• [TASK DIRECTIONS] The listing below is to be output in its exact form.

• [DATA SUPPLIED]
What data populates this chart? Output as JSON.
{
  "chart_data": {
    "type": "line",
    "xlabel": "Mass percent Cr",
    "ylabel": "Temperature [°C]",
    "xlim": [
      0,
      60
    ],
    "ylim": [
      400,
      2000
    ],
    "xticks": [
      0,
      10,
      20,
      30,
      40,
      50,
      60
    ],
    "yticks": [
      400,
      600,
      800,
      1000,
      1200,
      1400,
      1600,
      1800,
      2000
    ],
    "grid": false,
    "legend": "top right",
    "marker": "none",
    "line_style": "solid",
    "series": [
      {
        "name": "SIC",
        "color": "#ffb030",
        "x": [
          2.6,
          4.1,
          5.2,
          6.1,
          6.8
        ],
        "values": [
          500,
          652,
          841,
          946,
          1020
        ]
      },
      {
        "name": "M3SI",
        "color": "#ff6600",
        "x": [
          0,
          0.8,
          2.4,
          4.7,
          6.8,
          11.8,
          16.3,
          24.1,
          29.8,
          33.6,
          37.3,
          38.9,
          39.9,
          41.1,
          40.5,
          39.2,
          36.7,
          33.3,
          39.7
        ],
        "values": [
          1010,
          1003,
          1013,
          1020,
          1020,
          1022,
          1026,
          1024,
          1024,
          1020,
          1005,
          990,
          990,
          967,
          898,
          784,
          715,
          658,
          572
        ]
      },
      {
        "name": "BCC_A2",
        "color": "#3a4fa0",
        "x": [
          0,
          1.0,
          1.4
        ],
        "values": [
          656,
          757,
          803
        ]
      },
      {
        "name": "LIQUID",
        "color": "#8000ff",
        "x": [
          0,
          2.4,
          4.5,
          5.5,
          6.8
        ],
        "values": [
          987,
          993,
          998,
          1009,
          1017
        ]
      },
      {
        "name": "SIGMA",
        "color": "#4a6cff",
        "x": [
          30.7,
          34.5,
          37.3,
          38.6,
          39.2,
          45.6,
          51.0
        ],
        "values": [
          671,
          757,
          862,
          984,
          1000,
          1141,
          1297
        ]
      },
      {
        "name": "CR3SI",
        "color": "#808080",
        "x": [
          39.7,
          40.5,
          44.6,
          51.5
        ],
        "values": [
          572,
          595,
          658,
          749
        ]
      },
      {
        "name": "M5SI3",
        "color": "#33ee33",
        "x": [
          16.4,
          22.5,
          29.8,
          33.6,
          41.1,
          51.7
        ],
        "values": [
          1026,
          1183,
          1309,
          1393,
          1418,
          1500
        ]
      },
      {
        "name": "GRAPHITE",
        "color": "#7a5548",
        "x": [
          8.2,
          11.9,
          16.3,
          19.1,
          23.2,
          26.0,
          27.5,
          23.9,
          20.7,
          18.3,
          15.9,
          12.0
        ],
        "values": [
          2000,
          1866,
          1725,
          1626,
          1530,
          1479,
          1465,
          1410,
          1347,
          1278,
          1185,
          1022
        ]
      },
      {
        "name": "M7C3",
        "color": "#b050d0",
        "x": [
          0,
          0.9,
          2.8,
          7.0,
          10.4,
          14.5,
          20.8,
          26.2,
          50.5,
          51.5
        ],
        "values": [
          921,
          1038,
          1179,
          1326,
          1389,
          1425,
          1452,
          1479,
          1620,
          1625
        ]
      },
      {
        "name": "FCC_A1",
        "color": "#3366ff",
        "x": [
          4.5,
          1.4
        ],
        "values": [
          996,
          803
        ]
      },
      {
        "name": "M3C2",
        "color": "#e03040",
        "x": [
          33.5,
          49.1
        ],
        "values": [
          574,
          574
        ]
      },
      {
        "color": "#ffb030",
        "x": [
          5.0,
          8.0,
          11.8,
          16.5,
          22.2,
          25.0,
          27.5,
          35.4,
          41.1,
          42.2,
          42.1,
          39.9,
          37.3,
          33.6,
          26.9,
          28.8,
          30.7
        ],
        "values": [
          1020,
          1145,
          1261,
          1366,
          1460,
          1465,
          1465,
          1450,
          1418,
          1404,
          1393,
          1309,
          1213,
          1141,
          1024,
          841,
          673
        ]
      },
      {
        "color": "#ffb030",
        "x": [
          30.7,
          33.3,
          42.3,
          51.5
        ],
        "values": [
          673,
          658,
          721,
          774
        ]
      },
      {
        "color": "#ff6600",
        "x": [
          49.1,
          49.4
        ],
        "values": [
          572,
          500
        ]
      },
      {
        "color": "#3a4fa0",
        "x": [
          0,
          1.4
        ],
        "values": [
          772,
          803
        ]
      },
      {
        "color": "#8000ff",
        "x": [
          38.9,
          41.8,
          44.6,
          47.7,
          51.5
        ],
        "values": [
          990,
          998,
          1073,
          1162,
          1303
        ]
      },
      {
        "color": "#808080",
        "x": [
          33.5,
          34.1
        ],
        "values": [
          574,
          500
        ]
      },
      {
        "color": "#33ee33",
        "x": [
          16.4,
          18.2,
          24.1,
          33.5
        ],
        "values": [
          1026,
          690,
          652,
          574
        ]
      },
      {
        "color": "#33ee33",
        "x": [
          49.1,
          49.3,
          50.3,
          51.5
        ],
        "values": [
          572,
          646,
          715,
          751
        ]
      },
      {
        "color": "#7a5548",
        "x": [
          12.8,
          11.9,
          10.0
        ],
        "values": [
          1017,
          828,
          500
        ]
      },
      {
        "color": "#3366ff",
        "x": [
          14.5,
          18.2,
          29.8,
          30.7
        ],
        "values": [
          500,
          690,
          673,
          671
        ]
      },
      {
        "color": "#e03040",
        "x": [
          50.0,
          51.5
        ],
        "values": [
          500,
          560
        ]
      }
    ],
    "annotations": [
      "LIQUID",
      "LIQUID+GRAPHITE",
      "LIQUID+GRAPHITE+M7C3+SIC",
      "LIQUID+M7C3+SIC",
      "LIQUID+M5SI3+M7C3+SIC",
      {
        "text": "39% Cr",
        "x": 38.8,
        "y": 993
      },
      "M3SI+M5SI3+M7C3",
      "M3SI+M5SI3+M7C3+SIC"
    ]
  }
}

• [RESPONSE TO THE TASK]
What data populates this chart? Output as JSON.
{
  "chart_data": {
    "type": "line",
    "xlabel": "Mass percent Cr",
    "ylabel": "Temperature [°C]",
    "xlim": [
      0,
      60
    ],
    "ylim": [
      400,
      2000
    ],
    "xticks": [
      0,
      10,
      20,
      30,
      40,
      50,
      60
    ],
    "yticks": [
      400,
      600,
      800,
      1000,
      1200,
      1400,
      1600,
      1800,
      2000
    ],
    "grid": false,
    "legend": "top right",
    "marker": "none",
    "line_style": "solid",
    "series": [
      {
        "name": "SIC",
        "color": "#ffb030",
        "x": [
          2.6,
          4.1,
          5.2,
          6.1,
          6.8
        ],
        "values": [
          500,
          652,
          841,
          946,
          1020
        ]
      },
      {
        "name": "M3SI",
        "color": "#ff6600",
        "x": [
          0,
          0.8,
          2.4,
          4.7,
          6.8,
          11.8,
          16.3,
          24.1,
          29.8,
          33.6,
          37.3,
          38.9,
          39.9,
          41.1,
          40.5,
          39.2,
          36.7,
          33.3,
          39.7
        ],
        "values": [
          1010,
          1003,
          1013,
          1020,
          1020,
          1022,
          1026,
          1024,
          1024,
          1020,
          1005,
          990,
          990,
          967,
          898,
          784,
          715,
          658,
          572
        ]
      },
      {
        "name": "BCC_A2",
        "color": "#3a4fa0",
        "x": [
          0,
          1.0,
          1.4
        ],
        "values": [
          656,
          757,
          803
        ]
      },
      {
        "name": "LIQUID",
        "color": "#8000ff",
        "x": [
          0,
          2.4,
          4.5,
          5.5,
          6.8
        ],
        "values": [
          987,
          993,
          998,
          1009,
          1017
        ]
      },
      {
        "name": "SIGMA",
        "color": "#4a6cff",
        "x": [
          30.7,
          34.5,
          37.3,
          38.6,
          39.2,
          45.6,
          51.0
        ],
        "values": [
          671,
          757,
          862,
          984,
          1000,
          1141,
          1297
        ]
      },
      {
        "name": "CR3SI",
        "color": "#808080",
        "x": [
          39.7,
          40.5,
          44.6,
          51.5
        ],
        "values": [
          572,
          595,
          658,
          749
        ]
      },
      {
        "name": "M5SI3",
        "color": "#33ee33",
        "x": [
          16.4,
          22.5,
          29.8,
          33.6,
          41.1,
          51.7
        ],
        "values": [
          1026,
          1183,
          1309,
          1393,
          1418,
          1500
        ]
      },
      {
        "name": "GRAPHITE",
        "color": "#7a5548",
        "x": [
          8.2,
          11.9,
          16.3,
          19.1,
          23.2,
          26.0,
          27.5,
          23.9,
          20.7,
          18.3,
          15.9,
          12.0
        ],
        "values": [
          2000,
          1866,
          1725,
          1626,
          1530,
          1479,
          1465,
          1410,
          1347,
          1278,
          1185,
          1022
        ]
      },
      {
        "name": "M7C3",
        "color": "#b050d0",
        "x": [
          0,
          0.9,
          2.8,
          7.0,
          10.4,
          14.5,
          20.8,
          26.2,
          50.5,
          51.5
        ],
        "values": [
          921,
          1038,
          1179,
          1326,
          1389,
          1425,
          1452,
          1479,
          1620,
          1625
        ]
      },
      {
        "name": "FCC_A1",
        "color": "#3366ff",
        "x": [
          4.5,
          1.4
        ],
        "values": [
          996,
          803
        ]
      },
      {
        "name": "M3C2",
        "color": "#e03040",
        "x": [
          33.5,
          49.1
        ],
        "values": [
          574,
          574
        ]
      },
      {
        "color": "#ffb030",
        "x": [
          5.0,
          8.0,
          11.8,
          16.5,
          22.2,
          25.0,
          27.5,
          35.4,
          41.1,
          42.2,
          42.1,
          39.9,
          37.3,
          33.6,
          26.9,
          28.8,
          30.7
        ],
        "values": [
          1020,
          1145,
          1261,
          1366,
          1460,
          1465,
          1465,
          1450,
          1418,
          1404,
          1393,
          1309,
          1213,
          1141,
          1024,
          841,
          673
        ]
      },
      {
        "color": "#ffb030",
        "x": [
          30.7,
          33.3,
          42.3,
          51.5
        ],
        "values": [
          673,
          658,
          721,
          774
        ]
      },
      {
        "color": "#ff6600",
        "x": [
          49.1,
          49.4
        ],
        "values": [
          572,
          500
        ]
      },
      {
        "color": "#3a4fa0",
        "x": [
          0,
          1.4
        ],
        "values": [
          772,
          803
        ]
      },
      {
        "color": "#8000ff",
        "x": [
          38.9,
          41.8,
          44.6,
          47.7,
          51.5
        ],
        "values": [
          990,
          998,
          1073,
          1162,
          1303
        ]
      },
      {
        "color": "#808080",
        "x": [
          33.5,
          34.1
        ],
        "values": [
          574,
          500
        ]
      },
      {
        "color": "#33ee33",
        "x": [
          16.4,
          18.2,
          24.1,
          33.5
        ],
        "values": [
          1026,
          690,
          652,
          574
        ]
      },
      {
        "color": "#33ee33",
        "x": [
          49.1,
          49.3,
          50.3,
          51.5
        ],
        "values": [
          572,
          646,
          715,
          751
        ]
      },
      {
        "color": "#7a5548",
        "x": [
          12.8,
          11.9,
          10.0
        ],
        "values": [
          1017,
          828,
          500
        ]
      },
      {
        "color": "#3366ff",
        "x": [
          14.5,
          18.2,
          29.8,
          30.7
        ],
        "values": [
          500,
          690,
          673,
          671
        ]
      },
      {
        "color": "#e03040",
        "x": [
          50.0,
          51.5
        ],
        "values": [
          500,
          560
        ]
      }
    ],
    "annotations": [
      "LIQUID",
      "LIQUID+GRAPHITE",
      "LIQUID+GRAPHITE+M7C3+SIC",
      "LIQUID+M7C3+SIC",
      "LIQUID+M5SI3+M7C3+SIC",
      {
        "text": "39% Cr",
        "x": 38.8,
        "y": 993
      },
      "M3SI+M5SI3+M7C3",
      "M3SI+M5SI3+M7C3+SIC"
    ]
  }
}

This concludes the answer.